Write the material out again, line by line, exactly as it is.
-- START Provided records --
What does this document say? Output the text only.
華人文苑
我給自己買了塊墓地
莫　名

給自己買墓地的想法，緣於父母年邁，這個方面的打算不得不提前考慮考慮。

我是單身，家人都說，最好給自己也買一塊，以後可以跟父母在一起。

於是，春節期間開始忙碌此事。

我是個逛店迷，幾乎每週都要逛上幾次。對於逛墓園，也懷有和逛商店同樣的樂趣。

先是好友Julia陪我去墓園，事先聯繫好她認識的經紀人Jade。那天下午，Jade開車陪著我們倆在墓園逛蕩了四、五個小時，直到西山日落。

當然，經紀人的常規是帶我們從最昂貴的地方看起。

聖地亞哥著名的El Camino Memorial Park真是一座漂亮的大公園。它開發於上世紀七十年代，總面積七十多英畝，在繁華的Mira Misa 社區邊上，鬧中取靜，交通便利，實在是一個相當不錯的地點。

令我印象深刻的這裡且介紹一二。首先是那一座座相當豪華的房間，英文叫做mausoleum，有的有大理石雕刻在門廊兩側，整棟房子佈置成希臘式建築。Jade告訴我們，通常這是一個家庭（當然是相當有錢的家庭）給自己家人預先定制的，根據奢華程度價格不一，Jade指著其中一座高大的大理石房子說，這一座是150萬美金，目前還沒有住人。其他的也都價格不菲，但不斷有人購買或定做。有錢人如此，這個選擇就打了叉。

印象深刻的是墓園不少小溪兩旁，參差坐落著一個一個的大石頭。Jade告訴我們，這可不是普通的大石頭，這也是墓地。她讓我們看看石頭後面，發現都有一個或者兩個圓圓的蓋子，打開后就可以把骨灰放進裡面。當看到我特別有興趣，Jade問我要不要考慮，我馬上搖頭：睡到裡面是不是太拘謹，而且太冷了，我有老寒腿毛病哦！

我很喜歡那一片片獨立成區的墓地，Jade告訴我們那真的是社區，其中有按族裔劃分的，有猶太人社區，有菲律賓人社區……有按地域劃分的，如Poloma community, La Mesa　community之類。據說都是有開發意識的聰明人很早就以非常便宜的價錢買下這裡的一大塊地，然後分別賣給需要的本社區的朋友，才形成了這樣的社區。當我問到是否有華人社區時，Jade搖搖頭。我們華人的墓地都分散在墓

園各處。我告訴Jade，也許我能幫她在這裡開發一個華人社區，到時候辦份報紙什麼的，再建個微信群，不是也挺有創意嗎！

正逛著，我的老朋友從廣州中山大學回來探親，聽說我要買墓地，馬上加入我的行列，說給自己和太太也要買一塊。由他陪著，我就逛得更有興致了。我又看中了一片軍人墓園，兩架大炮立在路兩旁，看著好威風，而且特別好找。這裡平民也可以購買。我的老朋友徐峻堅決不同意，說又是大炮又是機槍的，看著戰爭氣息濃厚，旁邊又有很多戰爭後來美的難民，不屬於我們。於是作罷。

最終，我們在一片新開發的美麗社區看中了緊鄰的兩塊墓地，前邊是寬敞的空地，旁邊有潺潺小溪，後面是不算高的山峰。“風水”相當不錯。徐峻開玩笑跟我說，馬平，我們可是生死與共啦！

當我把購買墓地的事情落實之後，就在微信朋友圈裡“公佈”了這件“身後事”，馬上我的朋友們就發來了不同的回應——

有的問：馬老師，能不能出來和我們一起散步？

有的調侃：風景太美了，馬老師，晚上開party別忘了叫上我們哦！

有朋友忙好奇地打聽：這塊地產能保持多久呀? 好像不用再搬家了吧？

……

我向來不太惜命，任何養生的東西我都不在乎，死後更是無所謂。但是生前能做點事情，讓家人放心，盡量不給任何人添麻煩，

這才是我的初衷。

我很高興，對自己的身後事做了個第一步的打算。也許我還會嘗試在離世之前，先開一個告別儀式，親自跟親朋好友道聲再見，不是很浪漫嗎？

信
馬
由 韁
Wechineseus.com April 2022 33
-- END Provided records --
» Final result
What does this document say? Output the text only.
華人文苑
我給自己買了塊墓地
莫　名

給自己買墓地的想法，緣於父母年邁，這個方面的打算不得不提前考慮考慮。

我是單身，家人都說，最好給自己也買一塊，以後可以跟父母在一起。

於是，春節期間開始忙碌此事。

我是個逛店迷，幾乎每週都要逛上幾次。對於逛墓園，也懷有和逛商店同樣的樂趣。

先是好友Julia陪我去墓園，事先聯繫好她認識的經紀人Jade。那天下午，Jade開車陪著我們倆在墓園逛蕩了四、五個小時，直到西山日落。

當然，經紀人的常規是帶我們從最昂貴的地方看起。

聖地亞哥著名的El Camino Memorial Park真是一座漂亮的大公園。它開發於上世紀七十年代，總面積七十多英畝，在繁華的Mira Misa 社區邊上，鬧中取靜，交通便利，實在是一個相當不錯的地點。

令我印象深刻的這裡且介紹一二。首先是那一座座相當豪華的房間，英文叫做mausoleum，有的有大理石雕刻在門廊兩側，整棟房子佈置成希臘式建築。Jade告訴我們，通常這是一個家庭（當然是相當有錢的家庭）給自己家人預先定制的，根據奢華程度價格不一，Jade指著其中一座高大的大理石房子說，這一座是150萬美金，目前還沒有住人。其他的也都價格不菲，但不斷有人購買或定做。有錢人如此，這個選擇就打了叉。

印象深刻的是墓園不少小溪兩旁，參差坐落著一個一個的大石頭。Jade告訴我們，這可不是普通的大石頭，這也是墓地。她讓我們看看石頭後面，發現都有一個或者兩個圓圓的蓋子，打開后就可以把骨灰放進裡面。當看到我特別有興趣，Jade問我要不要考慮，我馬上搖頭：睡到裡面是不是太拘謹，而且太冷了，我有老寒腿毛病哦！

我很喜歡那一片片獨立成區的墓地，Jade告訴我們那真的是社區，其中有按族裔劃分的，有猶太人社區，有菲律賓人社區……有按地域劃分的，如Poloma community, La Mesa　community之類。據說都是有開發意識的聰明人很早就以非常便宜的價錢買下這裡的一大塊地，然後分別賣給需要的本社區的朋友，才形成了這樣的社區。當我問到是否有華人社區時，Jade搖搖頭。我們華人的墓地都分散在墓

園各處。我告訴Jade，也許我能幫她在這裡開發一個華人社區，到時候辦份報紙什麼的，再建個微信群，不是也挺有創意嗎！

正逛著，我的老朋友從廣州中山大學回來探親，聽說我要買墓地，馬上加入我的行列，說給自己和太太也要買一塊。由他陪著，我就逛得更有興致了。我又看中了一片軍人墓園，兩架大炮立在路兩旁，看著好威風，而且特別好找。這裡平民也可以購買。我的老朋友徐峻堅決不同意，說又是大炮又是機槍的，看著戰爭氣息濃厚，旁邊又有很多戰爭後來美的難民，不屬於我們。於是作罷。

最終，我們在一片新開發的美麗社區看中了緊鄰的兩塊墓地，前邊是寬敞的空地，旁邊有潺潺小溪，後面是不算高的山峰。“風水”相當不錯。徐峻開玩笑跟我說，馬平，我們可是生死與共啦！

當我把購買墓地的事情落實之後，就在微信朋友圈裡“公佈”了這件“身後事”，馬上我的朋友們就發來了不同的回應——

有的問：馬老師，能不能出來和我們一起散步？

有的調侃：風景太美了，馬老師，晚上開party別忘了叫上我們哦！

有朋友忙好奇地打聽：這塊地產能保持多久呀? 好像不用再搬家了吧？

……

我向來不太惜命，任何養生的東西我都不在乎，死後更是無所謂。但是生前能做點事情，讓家人放心，盡量不給任何人添麻煩，

這才是我的初衷。

我很高興，對自己的身後事做了個第一步的打算。也許我還會嘗試在離世之前，先開一個告別儀式，親自跟親朋好友道聲再見，不是很浪漫嗎？

信
馬
由 韁
Wechineseus.com April 2022 33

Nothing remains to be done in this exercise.